§ **WHAT TO WORK ON**
Find the word "JSON" in the listing; pull out each line holding it.

§ **DATASET ENTRIES**
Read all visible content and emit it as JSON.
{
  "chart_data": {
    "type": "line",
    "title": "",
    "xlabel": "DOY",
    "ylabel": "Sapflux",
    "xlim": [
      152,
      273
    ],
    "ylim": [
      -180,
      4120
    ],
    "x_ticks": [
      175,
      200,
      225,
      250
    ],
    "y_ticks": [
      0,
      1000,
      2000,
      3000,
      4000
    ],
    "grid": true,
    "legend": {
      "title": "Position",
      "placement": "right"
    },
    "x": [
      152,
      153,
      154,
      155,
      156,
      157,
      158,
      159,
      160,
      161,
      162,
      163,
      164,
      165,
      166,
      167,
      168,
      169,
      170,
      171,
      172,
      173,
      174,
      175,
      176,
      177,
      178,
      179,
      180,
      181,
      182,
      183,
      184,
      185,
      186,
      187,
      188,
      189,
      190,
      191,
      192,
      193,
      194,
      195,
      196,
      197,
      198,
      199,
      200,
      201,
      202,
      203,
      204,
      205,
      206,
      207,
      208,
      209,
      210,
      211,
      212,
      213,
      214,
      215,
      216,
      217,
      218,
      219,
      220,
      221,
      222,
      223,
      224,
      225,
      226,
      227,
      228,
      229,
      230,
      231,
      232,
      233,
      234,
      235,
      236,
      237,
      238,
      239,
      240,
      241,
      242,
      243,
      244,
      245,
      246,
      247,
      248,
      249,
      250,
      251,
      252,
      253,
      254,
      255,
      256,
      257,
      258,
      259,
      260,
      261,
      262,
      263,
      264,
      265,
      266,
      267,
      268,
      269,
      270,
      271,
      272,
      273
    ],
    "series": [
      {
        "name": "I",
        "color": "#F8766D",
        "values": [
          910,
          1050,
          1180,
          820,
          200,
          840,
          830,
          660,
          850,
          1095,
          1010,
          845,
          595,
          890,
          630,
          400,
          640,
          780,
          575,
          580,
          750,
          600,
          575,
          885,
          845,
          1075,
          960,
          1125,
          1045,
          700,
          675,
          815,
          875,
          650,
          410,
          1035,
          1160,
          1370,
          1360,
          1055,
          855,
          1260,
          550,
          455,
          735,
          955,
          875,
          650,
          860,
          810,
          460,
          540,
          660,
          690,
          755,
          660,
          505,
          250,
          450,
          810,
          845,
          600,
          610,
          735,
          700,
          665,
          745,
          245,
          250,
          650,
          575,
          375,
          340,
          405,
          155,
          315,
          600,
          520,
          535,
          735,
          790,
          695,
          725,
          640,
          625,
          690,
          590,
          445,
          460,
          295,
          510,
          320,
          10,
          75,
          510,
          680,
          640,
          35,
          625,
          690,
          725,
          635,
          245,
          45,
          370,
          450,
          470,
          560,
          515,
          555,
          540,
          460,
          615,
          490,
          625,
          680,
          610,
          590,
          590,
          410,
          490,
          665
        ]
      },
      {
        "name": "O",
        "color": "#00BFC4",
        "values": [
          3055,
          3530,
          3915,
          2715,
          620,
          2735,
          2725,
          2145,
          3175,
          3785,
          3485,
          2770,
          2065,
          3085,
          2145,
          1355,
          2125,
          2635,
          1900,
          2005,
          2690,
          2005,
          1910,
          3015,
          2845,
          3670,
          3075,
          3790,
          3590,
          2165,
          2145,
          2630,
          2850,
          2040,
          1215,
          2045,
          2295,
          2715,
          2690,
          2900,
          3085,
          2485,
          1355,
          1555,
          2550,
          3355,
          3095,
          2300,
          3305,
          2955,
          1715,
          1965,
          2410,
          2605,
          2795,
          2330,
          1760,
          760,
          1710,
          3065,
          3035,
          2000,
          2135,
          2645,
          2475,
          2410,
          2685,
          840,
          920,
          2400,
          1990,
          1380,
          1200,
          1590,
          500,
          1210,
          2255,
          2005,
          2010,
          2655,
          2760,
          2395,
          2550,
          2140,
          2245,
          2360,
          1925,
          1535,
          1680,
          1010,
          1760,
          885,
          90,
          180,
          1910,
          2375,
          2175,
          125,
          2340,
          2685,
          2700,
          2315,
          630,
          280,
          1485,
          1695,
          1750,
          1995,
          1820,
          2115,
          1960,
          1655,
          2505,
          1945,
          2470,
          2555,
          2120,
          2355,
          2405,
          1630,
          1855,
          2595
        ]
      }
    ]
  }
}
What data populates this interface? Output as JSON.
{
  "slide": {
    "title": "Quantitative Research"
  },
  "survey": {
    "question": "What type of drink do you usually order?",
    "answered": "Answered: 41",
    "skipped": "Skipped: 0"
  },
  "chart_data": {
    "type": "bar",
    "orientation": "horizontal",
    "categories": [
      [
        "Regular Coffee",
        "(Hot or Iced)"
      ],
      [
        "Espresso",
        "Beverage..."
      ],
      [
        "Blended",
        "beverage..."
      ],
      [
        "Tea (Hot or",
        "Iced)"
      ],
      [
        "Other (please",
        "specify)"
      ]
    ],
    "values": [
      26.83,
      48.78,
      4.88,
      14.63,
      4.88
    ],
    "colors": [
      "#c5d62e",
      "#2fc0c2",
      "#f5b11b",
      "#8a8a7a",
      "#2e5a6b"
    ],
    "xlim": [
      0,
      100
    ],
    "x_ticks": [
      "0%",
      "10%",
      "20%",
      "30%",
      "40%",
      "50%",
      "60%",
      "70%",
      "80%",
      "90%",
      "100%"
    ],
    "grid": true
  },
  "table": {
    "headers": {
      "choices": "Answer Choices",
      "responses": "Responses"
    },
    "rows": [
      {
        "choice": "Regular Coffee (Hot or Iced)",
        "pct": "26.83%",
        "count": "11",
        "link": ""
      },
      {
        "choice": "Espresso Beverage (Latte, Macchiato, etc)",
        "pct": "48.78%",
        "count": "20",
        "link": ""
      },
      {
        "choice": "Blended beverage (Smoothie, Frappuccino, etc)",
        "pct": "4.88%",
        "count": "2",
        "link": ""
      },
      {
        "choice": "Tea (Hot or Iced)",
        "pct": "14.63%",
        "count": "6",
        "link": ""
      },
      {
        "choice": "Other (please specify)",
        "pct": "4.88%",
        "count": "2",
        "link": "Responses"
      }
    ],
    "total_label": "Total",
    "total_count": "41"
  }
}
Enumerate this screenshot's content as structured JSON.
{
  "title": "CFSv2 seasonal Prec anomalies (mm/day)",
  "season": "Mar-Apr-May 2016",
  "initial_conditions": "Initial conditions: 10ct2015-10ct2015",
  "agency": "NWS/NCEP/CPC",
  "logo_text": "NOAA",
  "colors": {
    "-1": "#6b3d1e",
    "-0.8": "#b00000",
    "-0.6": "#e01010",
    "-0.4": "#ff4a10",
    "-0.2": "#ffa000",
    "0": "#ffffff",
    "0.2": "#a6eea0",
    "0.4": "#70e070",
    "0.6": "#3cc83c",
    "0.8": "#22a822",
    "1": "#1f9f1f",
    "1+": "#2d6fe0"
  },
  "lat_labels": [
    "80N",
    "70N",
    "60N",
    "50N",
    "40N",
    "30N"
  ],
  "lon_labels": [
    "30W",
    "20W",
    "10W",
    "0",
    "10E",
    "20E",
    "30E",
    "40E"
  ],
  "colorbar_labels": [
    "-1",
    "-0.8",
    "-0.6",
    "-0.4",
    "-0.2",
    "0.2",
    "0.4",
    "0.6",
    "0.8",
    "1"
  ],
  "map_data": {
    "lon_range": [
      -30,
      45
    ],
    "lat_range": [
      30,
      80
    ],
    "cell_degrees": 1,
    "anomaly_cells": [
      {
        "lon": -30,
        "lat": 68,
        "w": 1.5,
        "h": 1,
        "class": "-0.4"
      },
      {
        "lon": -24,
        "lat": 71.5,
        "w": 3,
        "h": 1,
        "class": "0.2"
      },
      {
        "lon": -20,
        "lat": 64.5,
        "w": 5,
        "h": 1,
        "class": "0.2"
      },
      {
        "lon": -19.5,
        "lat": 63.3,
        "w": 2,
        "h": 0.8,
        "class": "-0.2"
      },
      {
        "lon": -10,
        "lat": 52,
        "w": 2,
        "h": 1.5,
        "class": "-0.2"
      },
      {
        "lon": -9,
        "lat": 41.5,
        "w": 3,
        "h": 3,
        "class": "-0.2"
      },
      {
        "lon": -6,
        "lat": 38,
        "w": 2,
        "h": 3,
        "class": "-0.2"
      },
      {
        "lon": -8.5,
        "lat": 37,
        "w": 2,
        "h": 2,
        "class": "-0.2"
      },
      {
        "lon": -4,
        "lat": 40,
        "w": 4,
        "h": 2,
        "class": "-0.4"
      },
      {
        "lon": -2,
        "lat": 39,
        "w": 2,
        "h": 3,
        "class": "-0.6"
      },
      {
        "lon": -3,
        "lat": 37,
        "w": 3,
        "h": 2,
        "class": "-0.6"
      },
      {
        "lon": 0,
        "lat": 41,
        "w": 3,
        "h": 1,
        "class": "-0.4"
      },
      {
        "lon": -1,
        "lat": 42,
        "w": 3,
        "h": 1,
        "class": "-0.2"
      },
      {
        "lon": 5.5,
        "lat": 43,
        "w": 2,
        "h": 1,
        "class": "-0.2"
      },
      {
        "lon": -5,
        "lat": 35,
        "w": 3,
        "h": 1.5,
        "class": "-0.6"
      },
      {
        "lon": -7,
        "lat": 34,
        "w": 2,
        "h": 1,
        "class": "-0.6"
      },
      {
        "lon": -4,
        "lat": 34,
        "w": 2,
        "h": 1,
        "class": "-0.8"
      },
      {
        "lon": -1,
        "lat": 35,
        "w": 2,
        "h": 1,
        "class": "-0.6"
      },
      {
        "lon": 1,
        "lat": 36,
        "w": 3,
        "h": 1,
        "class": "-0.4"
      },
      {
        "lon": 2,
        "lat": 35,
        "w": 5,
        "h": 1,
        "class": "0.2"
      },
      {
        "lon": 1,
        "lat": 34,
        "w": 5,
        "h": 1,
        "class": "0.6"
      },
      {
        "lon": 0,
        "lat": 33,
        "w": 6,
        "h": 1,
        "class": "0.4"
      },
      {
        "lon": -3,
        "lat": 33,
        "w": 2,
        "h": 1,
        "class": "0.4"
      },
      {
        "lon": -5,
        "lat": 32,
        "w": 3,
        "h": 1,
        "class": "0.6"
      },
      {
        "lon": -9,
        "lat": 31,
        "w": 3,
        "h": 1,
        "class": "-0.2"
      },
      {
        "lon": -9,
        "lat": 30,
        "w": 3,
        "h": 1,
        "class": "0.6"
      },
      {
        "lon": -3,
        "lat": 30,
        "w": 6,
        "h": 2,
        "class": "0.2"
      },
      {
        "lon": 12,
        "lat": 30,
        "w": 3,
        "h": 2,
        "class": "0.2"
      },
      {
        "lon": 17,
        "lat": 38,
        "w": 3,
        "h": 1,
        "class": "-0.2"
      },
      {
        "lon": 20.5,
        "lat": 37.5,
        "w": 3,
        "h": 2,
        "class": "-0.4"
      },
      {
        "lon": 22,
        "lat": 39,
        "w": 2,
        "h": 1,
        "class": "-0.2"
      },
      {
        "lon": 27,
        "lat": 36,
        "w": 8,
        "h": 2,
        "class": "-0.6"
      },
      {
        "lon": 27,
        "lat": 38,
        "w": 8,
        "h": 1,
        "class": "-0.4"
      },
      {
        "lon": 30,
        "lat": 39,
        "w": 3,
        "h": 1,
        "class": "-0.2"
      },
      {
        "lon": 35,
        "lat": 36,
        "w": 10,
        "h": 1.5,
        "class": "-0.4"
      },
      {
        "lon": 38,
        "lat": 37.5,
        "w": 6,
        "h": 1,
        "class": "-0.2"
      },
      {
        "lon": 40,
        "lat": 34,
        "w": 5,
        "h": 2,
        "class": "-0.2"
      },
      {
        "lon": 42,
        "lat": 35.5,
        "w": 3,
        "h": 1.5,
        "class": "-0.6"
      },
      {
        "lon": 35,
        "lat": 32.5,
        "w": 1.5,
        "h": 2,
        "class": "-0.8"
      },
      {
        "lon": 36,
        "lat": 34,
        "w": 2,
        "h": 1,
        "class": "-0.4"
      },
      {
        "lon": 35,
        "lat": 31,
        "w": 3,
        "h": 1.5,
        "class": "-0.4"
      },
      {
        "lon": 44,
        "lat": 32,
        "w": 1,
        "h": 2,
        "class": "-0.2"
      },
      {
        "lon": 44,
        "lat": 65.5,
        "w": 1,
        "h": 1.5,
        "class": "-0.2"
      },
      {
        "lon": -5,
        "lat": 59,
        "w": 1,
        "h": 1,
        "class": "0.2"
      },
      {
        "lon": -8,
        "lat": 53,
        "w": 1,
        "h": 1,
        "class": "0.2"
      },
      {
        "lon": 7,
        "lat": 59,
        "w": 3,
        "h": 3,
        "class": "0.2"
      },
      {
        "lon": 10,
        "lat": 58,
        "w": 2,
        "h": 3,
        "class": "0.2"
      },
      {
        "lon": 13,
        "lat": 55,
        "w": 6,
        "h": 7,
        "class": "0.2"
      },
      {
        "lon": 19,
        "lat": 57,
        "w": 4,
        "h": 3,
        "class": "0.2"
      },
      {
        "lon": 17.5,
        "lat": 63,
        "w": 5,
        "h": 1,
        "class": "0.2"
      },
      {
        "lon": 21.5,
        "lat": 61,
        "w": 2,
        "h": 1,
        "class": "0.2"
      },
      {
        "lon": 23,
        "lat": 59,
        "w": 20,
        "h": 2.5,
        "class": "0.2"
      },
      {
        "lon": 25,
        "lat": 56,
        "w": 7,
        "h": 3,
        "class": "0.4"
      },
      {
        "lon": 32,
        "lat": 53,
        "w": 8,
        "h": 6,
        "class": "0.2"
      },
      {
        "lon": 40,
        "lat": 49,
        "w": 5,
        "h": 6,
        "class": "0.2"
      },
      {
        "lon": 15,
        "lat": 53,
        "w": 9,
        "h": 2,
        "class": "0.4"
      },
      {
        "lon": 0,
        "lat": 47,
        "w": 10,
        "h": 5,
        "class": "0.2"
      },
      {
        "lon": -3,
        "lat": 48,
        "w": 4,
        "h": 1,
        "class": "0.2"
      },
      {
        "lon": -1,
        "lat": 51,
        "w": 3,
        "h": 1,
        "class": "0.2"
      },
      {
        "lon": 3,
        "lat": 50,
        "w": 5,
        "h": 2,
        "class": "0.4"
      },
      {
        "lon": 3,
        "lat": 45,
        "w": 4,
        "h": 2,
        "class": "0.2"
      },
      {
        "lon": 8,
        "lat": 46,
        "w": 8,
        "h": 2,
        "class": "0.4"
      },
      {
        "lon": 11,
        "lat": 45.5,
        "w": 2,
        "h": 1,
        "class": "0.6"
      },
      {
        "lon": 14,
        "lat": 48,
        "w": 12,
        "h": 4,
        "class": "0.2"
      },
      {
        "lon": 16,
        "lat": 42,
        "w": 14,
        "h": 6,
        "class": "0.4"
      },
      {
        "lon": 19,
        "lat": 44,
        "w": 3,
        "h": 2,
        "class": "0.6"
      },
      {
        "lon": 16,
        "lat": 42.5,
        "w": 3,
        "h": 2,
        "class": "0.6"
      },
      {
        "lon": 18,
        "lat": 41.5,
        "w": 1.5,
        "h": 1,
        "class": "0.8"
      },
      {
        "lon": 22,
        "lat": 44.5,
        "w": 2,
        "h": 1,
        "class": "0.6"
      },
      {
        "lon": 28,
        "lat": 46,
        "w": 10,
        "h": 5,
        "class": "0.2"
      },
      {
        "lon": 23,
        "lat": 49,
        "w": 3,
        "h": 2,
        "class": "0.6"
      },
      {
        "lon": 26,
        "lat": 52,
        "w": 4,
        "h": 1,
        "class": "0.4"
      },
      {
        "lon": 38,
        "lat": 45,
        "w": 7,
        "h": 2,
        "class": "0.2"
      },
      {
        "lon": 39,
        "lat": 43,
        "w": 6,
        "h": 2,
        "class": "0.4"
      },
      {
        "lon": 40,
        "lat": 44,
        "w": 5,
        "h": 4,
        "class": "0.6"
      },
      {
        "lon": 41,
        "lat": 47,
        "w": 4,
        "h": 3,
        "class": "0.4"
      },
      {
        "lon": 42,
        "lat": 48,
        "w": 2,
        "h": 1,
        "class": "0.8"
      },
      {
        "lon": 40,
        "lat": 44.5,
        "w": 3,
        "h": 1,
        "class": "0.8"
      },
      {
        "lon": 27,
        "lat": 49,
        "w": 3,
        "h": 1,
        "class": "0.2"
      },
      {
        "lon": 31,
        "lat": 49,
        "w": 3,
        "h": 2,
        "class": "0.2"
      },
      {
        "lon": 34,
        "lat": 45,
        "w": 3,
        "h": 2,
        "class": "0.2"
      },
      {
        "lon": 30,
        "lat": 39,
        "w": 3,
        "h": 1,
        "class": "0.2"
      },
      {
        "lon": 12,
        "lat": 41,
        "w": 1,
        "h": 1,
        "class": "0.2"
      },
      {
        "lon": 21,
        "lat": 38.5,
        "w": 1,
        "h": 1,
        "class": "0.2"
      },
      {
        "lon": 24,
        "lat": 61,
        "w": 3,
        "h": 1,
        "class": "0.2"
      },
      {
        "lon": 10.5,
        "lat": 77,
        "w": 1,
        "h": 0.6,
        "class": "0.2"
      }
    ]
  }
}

§ **RIGHT ANSWER**
Read all visible content and emit it as JSON.
What data populates this interface? Output as JSON.
Enumerate this screenshot's content as structured JSON.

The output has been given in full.